**Exercise brief:** Count lines, not occurrences: give the number of lines holding the word "false", and nothing besides.

Data records:
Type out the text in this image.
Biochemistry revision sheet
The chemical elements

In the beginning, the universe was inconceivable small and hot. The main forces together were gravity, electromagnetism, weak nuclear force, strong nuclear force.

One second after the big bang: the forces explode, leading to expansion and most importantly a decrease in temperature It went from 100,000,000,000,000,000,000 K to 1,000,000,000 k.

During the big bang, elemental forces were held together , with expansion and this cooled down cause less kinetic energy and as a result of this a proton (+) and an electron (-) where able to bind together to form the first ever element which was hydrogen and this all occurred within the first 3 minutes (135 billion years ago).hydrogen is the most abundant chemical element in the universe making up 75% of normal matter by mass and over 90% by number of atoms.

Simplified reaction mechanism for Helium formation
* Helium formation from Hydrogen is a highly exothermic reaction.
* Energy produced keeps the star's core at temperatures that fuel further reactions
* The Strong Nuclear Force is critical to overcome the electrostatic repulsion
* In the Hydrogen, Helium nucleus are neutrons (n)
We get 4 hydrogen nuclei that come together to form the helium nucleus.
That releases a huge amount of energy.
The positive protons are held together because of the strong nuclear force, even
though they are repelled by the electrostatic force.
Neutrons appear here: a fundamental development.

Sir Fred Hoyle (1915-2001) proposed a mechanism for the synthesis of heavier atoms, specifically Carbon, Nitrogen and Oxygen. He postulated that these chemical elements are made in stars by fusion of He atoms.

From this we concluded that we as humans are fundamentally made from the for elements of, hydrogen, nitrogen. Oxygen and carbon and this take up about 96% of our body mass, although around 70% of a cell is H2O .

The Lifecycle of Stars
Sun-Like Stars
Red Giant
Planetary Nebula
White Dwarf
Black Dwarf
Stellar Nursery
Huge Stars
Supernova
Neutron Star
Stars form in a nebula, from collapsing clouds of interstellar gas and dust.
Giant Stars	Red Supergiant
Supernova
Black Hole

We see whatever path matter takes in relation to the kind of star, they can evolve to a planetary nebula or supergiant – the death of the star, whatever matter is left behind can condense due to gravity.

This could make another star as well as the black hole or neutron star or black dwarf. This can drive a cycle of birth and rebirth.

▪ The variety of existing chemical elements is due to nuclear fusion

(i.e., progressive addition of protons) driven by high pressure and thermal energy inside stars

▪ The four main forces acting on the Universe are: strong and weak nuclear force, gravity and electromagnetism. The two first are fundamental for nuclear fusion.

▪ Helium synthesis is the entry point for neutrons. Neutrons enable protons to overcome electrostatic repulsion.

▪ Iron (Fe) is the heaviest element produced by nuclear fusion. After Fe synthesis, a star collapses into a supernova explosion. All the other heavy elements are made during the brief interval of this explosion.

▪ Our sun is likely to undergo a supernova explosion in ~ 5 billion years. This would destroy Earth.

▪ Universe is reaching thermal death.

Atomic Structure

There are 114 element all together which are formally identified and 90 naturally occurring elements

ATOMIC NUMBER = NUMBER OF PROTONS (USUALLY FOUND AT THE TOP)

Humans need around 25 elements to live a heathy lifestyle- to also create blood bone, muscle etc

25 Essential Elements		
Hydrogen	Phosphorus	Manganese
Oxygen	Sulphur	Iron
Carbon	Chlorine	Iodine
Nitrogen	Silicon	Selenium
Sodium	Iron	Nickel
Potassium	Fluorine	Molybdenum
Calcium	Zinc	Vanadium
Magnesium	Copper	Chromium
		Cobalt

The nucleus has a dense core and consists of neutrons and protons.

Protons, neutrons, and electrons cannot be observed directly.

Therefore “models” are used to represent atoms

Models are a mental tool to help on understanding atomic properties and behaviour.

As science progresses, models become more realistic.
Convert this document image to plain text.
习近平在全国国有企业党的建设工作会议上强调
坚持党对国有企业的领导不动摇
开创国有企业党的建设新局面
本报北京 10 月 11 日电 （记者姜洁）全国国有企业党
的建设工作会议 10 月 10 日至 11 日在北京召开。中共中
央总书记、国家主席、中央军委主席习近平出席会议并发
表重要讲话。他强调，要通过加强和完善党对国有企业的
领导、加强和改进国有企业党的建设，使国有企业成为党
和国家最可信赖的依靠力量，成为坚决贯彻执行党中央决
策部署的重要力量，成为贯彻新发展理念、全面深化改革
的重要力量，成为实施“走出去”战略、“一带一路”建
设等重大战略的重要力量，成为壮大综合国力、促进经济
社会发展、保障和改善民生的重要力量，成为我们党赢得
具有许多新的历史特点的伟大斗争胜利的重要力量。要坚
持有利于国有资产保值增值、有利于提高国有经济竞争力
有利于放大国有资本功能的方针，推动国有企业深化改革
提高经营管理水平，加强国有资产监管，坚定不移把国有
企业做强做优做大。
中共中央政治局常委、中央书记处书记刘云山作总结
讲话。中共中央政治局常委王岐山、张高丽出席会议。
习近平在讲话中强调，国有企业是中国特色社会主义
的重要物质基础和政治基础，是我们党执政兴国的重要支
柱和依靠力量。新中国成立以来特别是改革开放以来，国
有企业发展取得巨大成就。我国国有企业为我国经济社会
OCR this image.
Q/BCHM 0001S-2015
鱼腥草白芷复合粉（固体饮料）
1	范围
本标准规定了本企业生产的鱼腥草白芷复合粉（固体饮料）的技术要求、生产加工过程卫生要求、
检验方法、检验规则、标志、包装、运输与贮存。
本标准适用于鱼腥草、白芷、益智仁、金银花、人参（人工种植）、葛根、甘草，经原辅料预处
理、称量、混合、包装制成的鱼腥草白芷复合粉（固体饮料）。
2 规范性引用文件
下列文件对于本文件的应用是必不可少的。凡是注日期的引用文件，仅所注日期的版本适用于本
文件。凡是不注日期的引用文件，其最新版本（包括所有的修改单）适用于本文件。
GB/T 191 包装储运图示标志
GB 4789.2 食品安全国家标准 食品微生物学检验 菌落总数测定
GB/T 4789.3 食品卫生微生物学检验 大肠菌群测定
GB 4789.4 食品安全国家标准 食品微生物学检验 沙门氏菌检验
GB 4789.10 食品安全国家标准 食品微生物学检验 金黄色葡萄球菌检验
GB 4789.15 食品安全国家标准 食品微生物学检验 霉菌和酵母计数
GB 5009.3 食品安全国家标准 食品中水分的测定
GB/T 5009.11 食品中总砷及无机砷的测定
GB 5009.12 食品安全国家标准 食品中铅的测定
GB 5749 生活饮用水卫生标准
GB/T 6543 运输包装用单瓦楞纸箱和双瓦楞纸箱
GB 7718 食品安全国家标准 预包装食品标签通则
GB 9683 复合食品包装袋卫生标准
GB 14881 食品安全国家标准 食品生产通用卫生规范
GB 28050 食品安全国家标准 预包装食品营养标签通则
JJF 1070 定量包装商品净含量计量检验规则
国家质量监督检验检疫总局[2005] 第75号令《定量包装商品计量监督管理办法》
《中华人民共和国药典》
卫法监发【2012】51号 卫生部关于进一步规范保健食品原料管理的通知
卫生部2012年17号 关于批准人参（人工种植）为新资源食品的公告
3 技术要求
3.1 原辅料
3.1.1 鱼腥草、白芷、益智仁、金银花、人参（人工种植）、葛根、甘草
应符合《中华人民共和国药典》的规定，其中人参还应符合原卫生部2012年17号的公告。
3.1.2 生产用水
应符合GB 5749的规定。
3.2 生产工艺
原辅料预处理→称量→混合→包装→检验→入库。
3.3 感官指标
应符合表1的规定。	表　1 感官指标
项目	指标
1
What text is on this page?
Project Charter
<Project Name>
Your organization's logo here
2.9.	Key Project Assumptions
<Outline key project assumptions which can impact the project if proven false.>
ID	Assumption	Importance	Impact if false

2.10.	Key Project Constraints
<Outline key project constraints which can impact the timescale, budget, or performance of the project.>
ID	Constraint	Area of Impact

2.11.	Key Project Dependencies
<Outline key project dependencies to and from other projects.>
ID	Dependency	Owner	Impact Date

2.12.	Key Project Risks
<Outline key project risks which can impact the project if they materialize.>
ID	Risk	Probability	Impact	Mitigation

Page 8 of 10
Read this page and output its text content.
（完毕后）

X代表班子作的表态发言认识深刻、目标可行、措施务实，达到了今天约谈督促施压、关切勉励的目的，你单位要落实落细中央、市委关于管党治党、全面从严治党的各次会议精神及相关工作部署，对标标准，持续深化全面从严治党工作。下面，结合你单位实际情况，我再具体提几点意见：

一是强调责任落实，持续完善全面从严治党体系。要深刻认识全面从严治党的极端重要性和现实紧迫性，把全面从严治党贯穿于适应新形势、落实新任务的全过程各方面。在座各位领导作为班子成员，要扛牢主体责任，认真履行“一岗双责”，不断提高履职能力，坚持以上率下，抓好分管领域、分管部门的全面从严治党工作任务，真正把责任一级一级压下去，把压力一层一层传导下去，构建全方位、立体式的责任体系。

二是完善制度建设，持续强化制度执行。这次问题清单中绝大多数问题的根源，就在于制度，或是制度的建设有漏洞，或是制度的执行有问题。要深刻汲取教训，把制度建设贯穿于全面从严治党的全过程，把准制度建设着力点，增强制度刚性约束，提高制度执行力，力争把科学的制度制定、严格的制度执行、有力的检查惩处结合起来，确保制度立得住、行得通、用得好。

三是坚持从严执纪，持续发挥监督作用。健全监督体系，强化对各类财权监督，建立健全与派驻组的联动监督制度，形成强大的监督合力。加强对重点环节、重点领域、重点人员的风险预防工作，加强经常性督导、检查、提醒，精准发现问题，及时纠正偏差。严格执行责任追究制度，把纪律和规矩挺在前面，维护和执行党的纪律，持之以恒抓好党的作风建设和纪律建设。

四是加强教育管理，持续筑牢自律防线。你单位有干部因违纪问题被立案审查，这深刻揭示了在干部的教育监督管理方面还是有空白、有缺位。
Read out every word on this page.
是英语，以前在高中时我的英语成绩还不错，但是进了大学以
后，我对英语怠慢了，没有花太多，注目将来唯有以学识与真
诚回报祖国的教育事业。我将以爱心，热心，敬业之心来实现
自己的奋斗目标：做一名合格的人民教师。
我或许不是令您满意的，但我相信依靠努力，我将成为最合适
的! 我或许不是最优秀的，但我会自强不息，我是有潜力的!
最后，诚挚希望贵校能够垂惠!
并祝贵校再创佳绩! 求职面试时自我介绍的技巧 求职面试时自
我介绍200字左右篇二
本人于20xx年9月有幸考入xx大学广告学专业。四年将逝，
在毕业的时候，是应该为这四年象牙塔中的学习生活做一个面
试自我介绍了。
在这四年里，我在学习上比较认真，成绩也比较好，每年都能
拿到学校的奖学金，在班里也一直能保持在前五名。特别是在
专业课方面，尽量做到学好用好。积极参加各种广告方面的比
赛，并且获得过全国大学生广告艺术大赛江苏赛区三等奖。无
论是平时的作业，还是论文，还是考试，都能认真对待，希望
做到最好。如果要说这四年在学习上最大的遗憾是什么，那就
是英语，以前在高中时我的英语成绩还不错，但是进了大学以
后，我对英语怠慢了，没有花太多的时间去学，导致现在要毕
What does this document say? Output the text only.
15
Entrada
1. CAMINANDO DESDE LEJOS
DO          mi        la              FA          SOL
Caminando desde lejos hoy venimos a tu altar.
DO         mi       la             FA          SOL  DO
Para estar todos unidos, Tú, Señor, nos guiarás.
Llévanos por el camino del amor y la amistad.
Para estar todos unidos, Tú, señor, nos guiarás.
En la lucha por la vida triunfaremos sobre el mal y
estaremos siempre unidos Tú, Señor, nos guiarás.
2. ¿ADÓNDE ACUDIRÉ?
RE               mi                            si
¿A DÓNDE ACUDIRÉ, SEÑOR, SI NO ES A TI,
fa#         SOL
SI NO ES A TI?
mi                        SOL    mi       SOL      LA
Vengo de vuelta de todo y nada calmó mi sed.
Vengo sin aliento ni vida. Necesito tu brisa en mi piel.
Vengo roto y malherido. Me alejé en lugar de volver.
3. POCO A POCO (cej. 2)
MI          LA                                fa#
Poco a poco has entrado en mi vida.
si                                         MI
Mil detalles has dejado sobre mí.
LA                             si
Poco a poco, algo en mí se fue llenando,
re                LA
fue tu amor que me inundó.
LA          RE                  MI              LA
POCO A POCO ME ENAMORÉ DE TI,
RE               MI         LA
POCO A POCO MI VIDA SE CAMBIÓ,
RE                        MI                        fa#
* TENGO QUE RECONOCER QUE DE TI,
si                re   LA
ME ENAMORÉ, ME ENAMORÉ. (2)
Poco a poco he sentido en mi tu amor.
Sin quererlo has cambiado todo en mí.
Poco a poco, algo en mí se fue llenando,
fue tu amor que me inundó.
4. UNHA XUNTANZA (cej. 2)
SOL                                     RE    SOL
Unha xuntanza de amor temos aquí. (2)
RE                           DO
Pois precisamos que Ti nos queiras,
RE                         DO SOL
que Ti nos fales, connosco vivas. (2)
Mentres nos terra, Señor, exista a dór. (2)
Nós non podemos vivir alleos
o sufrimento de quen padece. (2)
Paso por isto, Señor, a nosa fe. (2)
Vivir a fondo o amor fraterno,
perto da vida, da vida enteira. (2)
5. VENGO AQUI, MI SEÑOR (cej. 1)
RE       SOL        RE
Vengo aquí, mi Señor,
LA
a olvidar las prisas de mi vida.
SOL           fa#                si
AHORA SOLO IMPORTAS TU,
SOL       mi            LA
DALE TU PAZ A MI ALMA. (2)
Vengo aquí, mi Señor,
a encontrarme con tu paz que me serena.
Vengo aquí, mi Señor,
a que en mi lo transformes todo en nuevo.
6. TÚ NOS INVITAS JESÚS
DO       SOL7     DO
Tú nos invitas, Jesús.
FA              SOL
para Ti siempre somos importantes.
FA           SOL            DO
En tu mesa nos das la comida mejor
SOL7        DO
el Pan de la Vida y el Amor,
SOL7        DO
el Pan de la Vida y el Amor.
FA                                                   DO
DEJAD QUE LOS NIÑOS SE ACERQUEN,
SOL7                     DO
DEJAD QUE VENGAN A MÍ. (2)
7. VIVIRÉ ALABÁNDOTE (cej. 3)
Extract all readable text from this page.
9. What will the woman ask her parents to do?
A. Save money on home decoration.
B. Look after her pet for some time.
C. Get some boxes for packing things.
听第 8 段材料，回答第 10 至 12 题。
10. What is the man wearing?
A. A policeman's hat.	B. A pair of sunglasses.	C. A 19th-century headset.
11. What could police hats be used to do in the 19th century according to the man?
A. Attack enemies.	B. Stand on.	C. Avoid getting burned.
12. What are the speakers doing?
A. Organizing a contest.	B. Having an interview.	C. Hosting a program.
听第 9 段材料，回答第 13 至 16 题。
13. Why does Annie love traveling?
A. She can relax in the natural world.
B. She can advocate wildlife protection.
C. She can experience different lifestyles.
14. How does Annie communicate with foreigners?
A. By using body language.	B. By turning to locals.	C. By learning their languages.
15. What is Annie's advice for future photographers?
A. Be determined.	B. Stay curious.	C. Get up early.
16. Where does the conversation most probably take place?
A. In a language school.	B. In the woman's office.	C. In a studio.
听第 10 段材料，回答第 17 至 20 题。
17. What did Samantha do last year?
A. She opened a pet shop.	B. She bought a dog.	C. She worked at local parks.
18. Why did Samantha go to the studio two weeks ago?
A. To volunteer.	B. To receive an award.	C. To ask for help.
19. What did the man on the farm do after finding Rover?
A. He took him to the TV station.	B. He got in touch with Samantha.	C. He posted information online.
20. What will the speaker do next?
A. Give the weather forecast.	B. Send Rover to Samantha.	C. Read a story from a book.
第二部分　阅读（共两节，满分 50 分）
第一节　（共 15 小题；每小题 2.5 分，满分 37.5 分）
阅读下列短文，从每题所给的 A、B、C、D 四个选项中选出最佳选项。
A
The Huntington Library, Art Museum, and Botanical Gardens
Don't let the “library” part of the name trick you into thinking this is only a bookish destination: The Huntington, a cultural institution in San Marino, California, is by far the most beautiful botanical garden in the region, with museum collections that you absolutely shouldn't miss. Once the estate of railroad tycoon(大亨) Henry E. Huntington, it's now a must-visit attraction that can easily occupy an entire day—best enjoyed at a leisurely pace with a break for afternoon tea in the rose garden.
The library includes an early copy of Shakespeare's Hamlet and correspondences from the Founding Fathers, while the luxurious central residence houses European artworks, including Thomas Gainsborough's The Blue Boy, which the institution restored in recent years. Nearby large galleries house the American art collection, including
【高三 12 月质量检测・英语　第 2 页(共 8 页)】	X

**Complete output:** 2